▸ **Goal**: Print each line exactly as it is given.

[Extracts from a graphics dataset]
———

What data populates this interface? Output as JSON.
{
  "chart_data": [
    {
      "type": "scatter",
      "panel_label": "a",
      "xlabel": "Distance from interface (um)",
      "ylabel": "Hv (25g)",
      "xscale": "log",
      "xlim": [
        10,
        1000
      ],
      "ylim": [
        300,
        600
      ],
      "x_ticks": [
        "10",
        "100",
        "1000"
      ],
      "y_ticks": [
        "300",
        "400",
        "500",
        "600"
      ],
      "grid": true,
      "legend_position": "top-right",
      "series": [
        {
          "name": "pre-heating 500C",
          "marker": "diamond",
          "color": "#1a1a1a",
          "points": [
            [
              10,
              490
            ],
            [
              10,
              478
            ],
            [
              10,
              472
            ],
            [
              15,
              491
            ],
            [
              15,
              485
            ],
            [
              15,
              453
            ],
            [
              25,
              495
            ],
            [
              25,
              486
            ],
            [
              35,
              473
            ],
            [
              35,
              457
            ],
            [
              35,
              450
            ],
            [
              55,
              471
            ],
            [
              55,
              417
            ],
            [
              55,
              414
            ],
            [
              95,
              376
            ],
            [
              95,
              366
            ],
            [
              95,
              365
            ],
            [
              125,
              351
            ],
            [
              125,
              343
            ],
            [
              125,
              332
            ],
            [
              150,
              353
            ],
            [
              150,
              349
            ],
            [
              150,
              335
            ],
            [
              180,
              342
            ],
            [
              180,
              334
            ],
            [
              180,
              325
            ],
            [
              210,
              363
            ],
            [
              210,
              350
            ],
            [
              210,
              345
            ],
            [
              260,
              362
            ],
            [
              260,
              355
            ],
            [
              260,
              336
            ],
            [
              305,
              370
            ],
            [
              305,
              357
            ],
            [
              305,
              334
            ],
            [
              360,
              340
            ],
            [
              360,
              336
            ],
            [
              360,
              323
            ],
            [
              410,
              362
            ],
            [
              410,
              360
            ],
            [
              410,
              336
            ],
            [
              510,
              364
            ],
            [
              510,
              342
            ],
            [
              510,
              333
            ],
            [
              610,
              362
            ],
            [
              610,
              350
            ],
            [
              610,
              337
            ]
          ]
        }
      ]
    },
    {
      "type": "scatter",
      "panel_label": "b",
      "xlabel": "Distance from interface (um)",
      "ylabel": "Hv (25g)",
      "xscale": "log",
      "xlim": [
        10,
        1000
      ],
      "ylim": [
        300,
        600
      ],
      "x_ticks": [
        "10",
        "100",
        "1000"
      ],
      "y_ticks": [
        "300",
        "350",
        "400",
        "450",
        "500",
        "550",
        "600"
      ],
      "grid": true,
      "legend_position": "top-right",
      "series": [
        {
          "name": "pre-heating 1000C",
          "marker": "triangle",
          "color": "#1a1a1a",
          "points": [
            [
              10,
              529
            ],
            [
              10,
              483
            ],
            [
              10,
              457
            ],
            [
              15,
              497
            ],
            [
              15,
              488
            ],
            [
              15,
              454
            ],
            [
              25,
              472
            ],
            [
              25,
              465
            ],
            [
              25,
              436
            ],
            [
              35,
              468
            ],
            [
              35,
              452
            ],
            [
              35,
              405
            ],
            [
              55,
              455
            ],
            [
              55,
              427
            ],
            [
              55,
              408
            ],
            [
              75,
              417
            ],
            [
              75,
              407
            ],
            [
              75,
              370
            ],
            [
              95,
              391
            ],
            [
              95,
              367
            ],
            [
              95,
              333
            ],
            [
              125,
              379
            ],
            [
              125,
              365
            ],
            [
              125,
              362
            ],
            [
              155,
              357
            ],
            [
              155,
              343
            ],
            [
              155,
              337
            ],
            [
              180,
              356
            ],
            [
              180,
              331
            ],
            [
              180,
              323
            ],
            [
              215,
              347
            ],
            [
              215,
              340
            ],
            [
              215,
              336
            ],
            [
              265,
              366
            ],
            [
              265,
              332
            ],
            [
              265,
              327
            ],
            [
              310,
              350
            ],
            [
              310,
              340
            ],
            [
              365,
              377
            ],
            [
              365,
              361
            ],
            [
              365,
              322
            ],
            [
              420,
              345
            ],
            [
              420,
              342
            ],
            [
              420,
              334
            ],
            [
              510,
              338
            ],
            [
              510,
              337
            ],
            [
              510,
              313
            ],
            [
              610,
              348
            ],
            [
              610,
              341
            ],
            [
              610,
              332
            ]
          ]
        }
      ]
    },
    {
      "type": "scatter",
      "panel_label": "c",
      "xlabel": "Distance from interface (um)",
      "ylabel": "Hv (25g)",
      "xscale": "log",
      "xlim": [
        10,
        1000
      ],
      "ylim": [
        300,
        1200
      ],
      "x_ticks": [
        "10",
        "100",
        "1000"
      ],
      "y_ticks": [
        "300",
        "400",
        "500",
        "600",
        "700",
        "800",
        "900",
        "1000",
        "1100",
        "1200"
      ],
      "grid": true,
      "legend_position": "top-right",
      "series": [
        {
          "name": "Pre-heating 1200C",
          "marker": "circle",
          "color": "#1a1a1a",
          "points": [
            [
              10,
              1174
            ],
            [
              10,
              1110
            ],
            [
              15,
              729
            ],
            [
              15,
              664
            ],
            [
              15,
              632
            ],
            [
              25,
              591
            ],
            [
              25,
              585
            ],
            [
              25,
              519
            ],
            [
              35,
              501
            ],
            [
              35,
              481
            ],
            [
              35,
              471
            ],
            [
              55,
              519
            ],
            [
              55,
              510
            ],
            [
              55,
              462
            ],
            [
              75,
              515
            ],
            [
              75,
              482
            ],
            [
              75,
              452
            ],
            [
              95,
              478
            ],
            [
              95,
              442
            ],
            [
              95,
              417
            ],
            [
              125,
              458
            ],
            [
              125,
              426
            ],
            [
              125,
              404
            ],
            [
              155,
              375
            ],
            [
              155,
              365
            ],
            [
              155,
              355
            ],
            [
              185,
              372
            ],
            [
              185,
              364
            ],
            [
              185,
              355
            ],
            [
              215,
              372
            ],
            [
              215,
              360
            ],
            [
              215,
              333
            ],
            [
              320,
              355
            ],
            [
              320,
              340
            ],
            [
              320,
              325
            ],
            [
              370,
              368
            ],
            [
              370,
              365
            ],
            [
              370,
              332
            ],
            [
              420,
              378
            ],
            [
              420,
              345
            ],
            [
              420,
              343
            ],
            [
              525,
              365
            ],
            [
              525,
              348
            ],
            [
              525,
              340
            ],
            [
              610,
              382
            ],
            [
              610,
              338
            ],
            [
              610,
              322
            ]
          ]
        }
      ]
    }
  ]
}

———

▸ **Task result**:
What data populates this interface? Output as JSON.
{
  "chart_data": [
    {
      "type": "scatter",
      "panel_label": "a",
      "xlabel": "Distance from interface (um)",
      "ylabel": "Hv (25g)",
      "xscale": "log",
      "xlim": [
        10,
        1000
      ],
      "ylim": [
        300,
        600
      ],
      "x_ticks": [
        "10",
        "100",
        "1000"
      ],
      "y_ticks": [
        "300",
        "400",
        "500",
        "600"
      ],
      "grid": true,
      "legend_position": "top-right",
      "series": [
        {
          "name": "pre-heating 500C",
          "marker": "diamond",
          "color": "#1a1a1a",
          "points": [
            [
              10,
              490
            ],
            [
              10,
              478
            ],
            [
              10,
              472
            ],
            [
              15,
              491
            ],
            [
              15,
              485
            ],
            [
              15,
              453
            ],
            [
              25,
              495
            ],
            [
              25,
              486
            ],
            [
              35,
              473
            ],
            [
              35,
              457
            ],
            [
              35,
              450
            ],
            [
              55,
              471
            ],
            [
              55,
              417
            ],
            [
              55,
              414
            ],
            [
              95,
              376
            ],
            [
              95,
              366
            ],
            [
              95,
              365
            ],
            [
              125,
              351
            ],
            [
              125,
              343
            ],
            [
              125,
              332
            ],
            [
              150,
              353
            ],
            [
              150,
              349
            ],
            [
              150,
              335
            ],
            [
              180,
              342
            ],
            [
              180,
              334
            ],
            [
              180,
              325
            ],
            [
              210,
              363
            ],
            [
              210,
              350
            ],
            [
              210,
              345
            ],
            [
              260,
              362
            ],
            [
              260,
              355
            ],
            [
              260,
              336
            ],
            [
              305,
              370
            ],
            [
              305,
              357
            ],
            [
              305,
              334
            ],
            [
              360,
              340
            ],
            [
              360,
              336
            ],
            [
              360,
              323
            ],
            [
              410,
              362
            ],
            [
              410,
              360
            ],
            [
              410,
              336
            ],
            [
              510,
              364
            ],
            [
              510,
              342
            ],
            [
              510,
              333
            ],
            [
              610,
              362
            ],
            [
              610,
              350
            ],
            [
              610,
              337
            ]
          ]
        }
      ]
    },
    {
      "type": "scatter",
      "panel_label": "b",
      "xlabel": "Distance from interface (um)",
      "ylabel": "Hv (25g)",
      "xscale": "log",
      "xlim": [
        10,
        1000
      ],
      "ylim": [
        300,
        600
      ],
      "x_ticks": [
        "10",
        "100",
        "1000"
      ],
      "y_ticks": [
        "300",
        "350",
        "400",
        "450",
        "500",
        "550",
        "600"
      ],
      "grid": true,
      "legend_position": "top-right",
      "series": [
        {
          "name": "pre-heating 1000C",
          "marker": "triangle",
          "color": "#1a1a1a",
          "points": [
            [
              10,
              529
            ],
            [
              10,
              483
            ],
            [
              10,
              457
            ],
            [
              15,
              497
            ],
            [
              15,
              488
            ],
            [
              15,
              454
            ],
            [
              25,
              472
            ],
            [
              25,
              465
            ],
            [
              25,
              436
            ],
            [
              35,
              468
            ],
            [
              35,
              452
            ],
            [
              35,
              405
            ],
            [
              55,
              455
            ],
            [
              55,
              427
            ],
            [
              55,
              408
            ],
            [
              75,
              417
            ],
            [
              75,
              407
            ],
            [
              75,
              370
            ],
            [
              95,
              391
            ],
            [
              95,
              367
            ],
            [
              95,
              333
            ],
            [
              125,
              379
            ],
            [
              125,
              365
            ],
            [
              125,
              362
            ],
            [
              155,
              357
            ],
            [
              155,
              343
            ],
            [
              155,
              337
            ],
            [
              180,
              356
            ],
            [
              180,
              331
            ],
            [
              180,
              323
            ],
            [
              215,
              347
            ],
            [
              215,
              340
            ],
            [
              215,
              336
            ],
            [
              265,
              366
            ],
            [
              265,
              332
            ],
            [
              265,
              327
            ],
            [
              310,
              350
            ],
            [
              310,
              340
            ],
            [
              365,
              377
            ],
            [
              365,
              361
            ],
            [
              365,
              322
            ],
            [
              420,
              345
            ],
            [
              420,
              342
            ],
            [
              420,
              334
            ],
            [
              510,
              338
            ],
            [
              510,
              337
            ],
            [
              510,
              313
            ],
            [
              610,
              348
            ],
            [
              610,
              341
            ],
            [
              610,
              332
            ]
          ]
        }
      ]
    },
    {
      "type": "scatter",
      "panel_label": "c",
      "xlabel": "Distance from interface (um)",
      "ylabel": "Hv (25g)",
      "xscale": "log",
      "xlim": [
        10,
        1000
      ],
      "ylim": [
        300,
        1200
      ],
      "x_ticks": [
        "10",
        "100",
        "1000"
      ],
      "y_ticks": [
        "300",
        "400",
        "500",
        "600",
        "700",
        "800",
        "900",
        "1000",
        "1100",
        "1200"
      ],
      "grid": true,
      "legend_position": "top-right",
      "series": [
        {
          "name": "Pre-heating 1200C",
          "marker": "circle",
          "color": "#1a1a1a",
          "points": [
            [
              10,
              1174
            ],
            [
              10,
              1110
            ],
            [
              15,
              729
            ],
            [
              15,
              664
            ],
            [
              15,
              632
            ],
            [
              25,
              591
            ],
            [
              25,
              585
            ],
            [
              25,
              519
            ],
            [
              35,
              501
            ],
            [
              35,
              481
            ],
            [
              35,
              471
            ],
            [
              55,
              519
            ],
            [
              55,
              510
            ],
            [
              55,
              462
            ],
            [
              75,
              515
            ],
            [
              75,
              482
            ],
            [
              75,
              452
            ],
            [
              95,
              478
            ],
            [
              95,
              442
            ],
            [
              95,
              417
            ],
            [
              125,
              458
            ],
            [
              125,
              426
            ],
            [
              125,
              404
            ],
            [
              155,
              375
            ],
            [
              155,
              365
            ],
            [
              155,
              355
            ],
            [
              185,
              372
            ],
            [
              185,
              364
            ],
            [
              185,
              355
            ],
            [
              215,
              372
            ],
            [
              215,
              360
            ],
            [
              215,
              333
            ],
            [
              320,
              355
            ],
            [
              320,
              340
            ],
            [
              320,
              325
            ],
            [
              370,
              368
            ],
            [
              370,
              365
            ],
            [
              370,
              332
            ],
            [
              420,
              378
            ],
            [
              420,
              345
            ],
            [
              420,
              343
            ],
            [
              525,
              365
            ],
            [
              525,
              348
            ],
            [
              525,
              340
            ],
            [
              610,
              382
            ],
            [
              610,
              338
            ],
            [
              610,
              322
            ]
          ]
        }
      ]
    }
  ]
}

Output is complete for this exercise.